**TASK INSTRUCTIONS:** The entries need to be copied exactly.

== GIVEN RECORDS ==

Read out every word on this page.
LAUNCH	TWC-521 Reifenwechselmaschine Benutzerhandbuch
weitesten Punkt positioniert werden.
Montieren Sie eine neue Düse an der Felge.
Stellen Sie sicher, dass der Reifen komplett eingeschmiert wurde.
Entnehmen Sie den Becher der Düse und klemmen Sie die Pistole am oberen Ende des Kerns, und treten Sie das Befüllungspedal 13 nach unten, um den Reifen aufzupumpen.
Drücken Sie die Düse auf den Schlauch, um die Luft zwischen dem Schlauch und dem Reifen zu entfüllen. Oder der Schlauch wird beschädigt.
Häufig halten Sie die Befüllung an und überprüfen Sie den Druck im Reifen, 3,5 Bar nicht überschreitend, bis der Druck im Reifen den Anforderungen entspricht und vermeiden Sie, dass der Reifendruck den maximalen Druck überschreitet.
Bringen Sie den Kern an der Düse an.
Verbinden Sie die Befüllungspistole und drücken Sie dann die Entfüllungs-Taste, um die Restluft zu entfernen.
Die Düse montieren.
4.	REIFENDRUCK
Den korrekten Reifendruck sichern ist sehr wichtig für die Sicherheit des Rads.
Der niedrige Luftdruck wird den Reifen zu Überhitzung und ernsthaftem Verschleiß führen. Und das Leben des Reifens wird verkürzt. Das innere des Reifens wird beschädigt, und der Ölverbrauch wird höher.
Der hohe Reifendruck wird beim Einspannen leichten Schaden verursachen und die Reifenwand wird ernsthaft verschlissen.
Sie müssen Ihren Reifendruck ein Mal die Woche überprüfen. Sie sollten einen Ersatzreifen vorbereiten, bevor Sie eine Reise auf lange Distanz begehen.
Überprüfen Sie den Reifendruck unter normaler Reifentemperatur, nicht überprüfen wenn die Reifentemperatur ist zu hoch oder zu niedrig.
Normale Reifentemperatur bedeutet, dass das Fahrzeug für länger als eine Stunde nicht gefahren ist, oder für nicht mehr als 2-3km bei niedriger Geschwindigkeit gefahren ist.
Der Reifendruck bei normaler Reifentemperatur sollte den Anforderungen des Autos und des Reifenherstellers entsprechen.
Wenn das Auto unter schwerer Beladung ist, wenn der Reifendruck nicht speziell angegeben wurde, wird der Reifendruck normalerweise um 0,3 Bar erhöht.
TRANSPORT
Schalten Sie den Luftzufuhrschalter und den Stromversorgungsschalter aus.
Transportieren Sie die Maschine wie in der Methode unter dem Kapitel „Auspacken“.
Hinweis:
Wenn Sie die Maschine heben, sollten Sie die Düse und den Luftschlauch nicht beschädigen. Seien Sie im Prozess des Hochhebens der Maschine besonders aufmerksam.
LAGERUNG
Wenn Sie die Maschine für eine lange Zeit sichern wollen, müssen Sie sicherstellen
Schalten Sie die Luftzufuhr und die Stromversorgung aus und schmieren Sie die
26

===

**FINISHED EXERCISE:**
Read out every word on this page.
LAUNCH	TWC-521 Reifenwechselmaschine Benutzerhandbuch
weitesten Punkt positioniert werden.
Montieren Sie eine neue Düse an der Felge.
Stellen Sie sicher, dass der Reifen komplett eingeschmiert wurde.
Entnehmen Sie den Becher der Düse und klemmen Sie die Pistole am oberen Ende des Kerns, und treten Sie das Befüllungspedal 13 nach unten, um den Reifen aufzupumpen.
Drücken Sie die Düse auf den Schlauch, um die Luft zwischen dem Schlauch und dem Reifen zu entfüllen. Oder der Schlauch wird beschädigt.
Häufig halten Sie die Befüllung an und überprüfen Sie den Druck im Reifen, 3,5 Bar nicht überschreitend, bis der Druck im Reifen den Anforderungen entspricht und vermeiden Sie, dass der Reifendruck den maximalen Druck überschreitet.
Bringen Sie den Kern an der Düse an.
Verbinden Sie die Befüllungspistole und drücken Sie dann die Entfüllungs-Taste, um die Restluft zu entfernen.
Die Düse montieren.
4.	REIFENDRUCK
Den korrekten Reifendruck sichern ist sehr wichtig für die Sicherheit des Rads.
Der niedrige Luftdruck wird den Reifen zu Überhitzung und ernsthaftem Verschleiß führen. Und das Leben des Reifens wird verkürzt. Das innere des Reifens wird beschädigt, und der Ölverbrauch wird höher.
Der hohe Reifendruck wird beim Einspannen leichten Schaden verursachen und die Reifenwand wird ernsthaft verschlissen.
Sie müssen Ihren Reifendruck ein Mal die Woche überprüfen. Sie sollten einen Ersatzreifen vorbereiten, bevor Sie eine Reise auf lange Distanz begehen.
Überprüfen Sie den Reifendruck unter normaler Reifentemperatur, nicht überprüfen wenn die Reifentemperatur ist zu hoch oder zu niedrig.
Normale Reifentemperatur bedeutet, dass das Fahrzeug für länger als eine Stunde nicht gefahren ist, oder für nicht mehr als 2-3km bei niedriger Geschwindigkeit gefahren ist.
Der Reifendruck bei normaler Reifentemperatur sollte den Anforderungen des Autos und des Reifenherstellers entsprechen.
Wenn das Auto unter schwerer Beladung ist, wenn der Reifendruck nicht speziell angegeben wurde, wird der Reifendruck normalerweise um 0,3 Bar erhöht.
TRANSPORT
Schalten Sie den Luftzufuhrschalter und den Stromversorgungsschalter aus.
Transportieren Sie die Maschine wie in der Methode unter dem Kapitel „Auspacken“.
Hinweis:
Wenn Sie die Maschine heben, sollten Sie die Düse und den Luftschlauch nicht beschädigen. Seien Sie im Prozess des Hochhebens der Maschine besonders aufmerksam.
LAGERUNG
Wenn Sie die Maschine für eine lange Zeit sichern wollen, müssen Sie sicherstellen
Schalten Sie die Luftzufuhr und die Stromversorgung aus und schmieren Sie die
26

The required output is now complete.